# [The task]
Keep only the lines of the data below that contain "Epstein", and copy them.
═══ Available records
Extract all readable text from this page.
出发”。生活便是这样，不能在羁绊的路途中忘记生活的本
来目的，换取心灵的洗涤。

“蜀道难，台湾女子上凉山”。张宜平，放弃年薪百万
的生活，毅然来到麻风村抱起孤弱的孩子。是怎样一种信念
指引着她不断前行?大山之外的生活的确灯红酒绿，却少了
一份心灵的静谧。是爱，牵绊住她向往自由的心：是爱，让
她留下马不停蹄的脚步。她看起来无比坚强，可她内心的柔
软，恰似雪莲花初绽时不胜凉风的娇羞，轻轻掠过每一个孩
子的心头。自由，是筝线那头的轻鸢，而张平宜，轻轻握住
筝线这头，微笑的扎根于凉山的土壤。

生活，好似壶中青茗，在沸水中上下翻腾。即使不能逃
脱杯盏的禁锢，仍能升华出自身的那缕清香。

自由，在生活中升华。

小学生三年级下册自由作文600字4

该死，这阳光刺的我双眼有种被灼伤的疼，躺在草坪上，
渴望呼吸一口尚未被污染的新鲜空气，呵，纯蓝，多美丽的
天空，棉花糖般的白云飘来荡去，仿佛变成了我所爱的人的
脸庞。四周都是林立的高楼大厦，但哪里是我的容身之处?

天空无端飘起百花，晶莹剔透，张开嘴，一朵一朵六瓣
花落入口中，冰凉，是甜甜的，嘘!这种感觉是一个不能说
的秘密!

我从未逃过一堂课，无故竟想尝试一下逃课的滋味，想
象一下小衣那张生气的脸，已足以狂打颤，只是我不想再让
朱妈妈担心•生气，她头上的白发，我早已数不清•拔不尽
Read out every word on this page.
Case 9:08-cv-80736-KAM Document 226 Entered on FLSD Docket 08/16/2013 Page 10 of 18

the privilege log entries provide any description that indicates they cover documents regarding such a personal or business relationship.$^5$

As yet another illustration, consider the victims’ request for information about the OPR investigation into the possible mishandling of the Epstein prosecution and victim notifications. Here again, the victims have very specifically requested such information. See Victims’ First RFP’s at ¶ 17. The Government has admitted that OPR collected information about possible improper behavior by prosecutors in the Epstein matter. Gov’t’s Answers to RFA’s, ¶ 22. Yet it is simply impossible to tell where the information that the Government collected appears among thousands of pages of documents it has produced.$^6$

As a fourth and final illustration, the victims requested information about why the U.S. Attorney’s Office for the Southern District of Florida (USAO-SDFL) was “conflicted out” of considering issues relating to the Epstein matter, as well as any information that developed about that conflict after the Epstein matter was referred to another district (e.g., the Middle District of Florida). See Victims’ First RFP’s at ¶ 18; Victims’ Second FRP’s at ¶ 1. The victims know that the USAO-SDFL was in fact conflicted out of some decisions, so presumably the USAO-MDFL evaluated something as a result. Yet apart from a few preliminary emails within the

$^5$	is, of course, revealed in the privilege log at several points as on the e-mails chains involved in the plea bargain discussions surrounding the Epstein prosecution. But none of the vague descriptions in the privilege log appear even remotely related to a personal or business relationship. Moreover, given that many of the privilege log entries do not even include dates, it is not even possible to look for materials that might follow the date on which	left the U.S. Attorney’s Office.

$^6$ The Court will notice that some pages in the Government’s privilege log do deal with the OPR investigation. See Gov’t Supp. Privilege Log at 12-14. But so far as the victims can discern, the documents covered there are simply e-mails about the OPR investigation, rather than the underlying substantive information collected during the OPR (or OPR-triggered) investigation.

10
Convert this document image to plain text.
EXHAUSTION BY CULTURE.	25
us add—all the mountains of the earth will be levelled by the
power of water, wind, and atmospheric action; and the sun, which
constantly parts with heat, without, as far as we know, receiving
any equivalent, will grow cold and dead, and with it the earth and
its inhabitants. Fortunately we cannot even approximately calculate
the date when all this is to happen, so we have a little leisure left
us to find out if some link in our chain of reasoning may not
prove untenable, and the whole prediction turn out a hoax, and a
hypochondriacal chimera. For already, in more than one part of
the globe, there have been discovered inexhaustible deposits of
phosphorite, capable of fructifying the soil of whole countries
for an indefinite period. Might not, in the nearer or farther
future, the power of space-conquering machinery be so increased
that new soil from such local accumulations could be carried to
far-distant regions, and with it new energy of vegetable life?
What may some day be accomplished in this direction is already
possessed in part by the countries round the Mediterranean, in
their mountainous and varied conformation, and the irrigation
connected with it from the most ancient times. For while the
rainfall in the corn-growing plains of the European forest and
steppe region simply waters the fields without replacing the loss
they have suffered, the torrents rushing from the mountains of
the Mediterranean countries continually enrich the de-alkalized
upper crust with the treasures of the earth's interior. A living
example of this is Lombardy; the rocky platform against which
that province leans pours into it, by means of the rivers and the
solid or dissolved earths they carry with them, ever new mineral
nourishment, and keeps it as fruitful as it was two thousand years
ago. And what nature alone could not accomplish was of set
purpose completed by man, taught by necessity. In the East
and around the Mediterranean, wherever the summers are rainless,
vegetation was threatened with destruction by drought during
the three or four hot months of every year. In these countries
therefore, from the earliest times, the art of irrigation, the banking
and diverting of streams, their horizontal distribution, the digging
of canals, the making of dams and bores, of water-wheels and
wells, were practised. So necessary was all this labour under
══════
# [Output for this exercise]
As yet another illustration, consider the victims’ request for information about the OPR investigation into the possible mishandling of the Epstein prosecution and victim notifications. Here again, the victims have very specifically requested such information. See Victims’ First RFP’s at ¶ 17. The Government has admitted that OPR collected information about possible improper behavior by prosecutors in the Epstein matter. Gov’t’s Answers to RFA’s, ¶ 22. Yet it is simply impossible to tell where the information that the Government collected appears among thousands of pages of documents it has produced.$^6$
As a fourth and final illustration, the victims requested information about why the U.S. Attorney’s Office for the Southern District of Florida (USAO-SDFL) was “conflicted out” of considering issues relating to the Epstein matter, as well as any information that developed about that conflict after the Epstein matter was referred to another district (e.g., the Middle District of Florida). See Victims’ First RFP’s at ¶ 18; Victims’ Second FRP’s at ¶ 1. The victims know that the USAO-SDFL was in fact conflicted out of some decisions, so presumably the USAO-MDFL evaluated something as a result. Yet apart from a few preliminary emails within the
$^5$	is, of course, revealed in the privilege log at several points as on the e-mails chains involved in the plea bargain discussions surrounding the Epstein prosecution. But none of the vague descriptions in the privilege log appear even remotely related to a personal or business relationship. Moreover, given that many of the privilege log entries do not even include dates, it is not even possible to look for materials that might follow the date on which	left the U.S. Attorney’s Office.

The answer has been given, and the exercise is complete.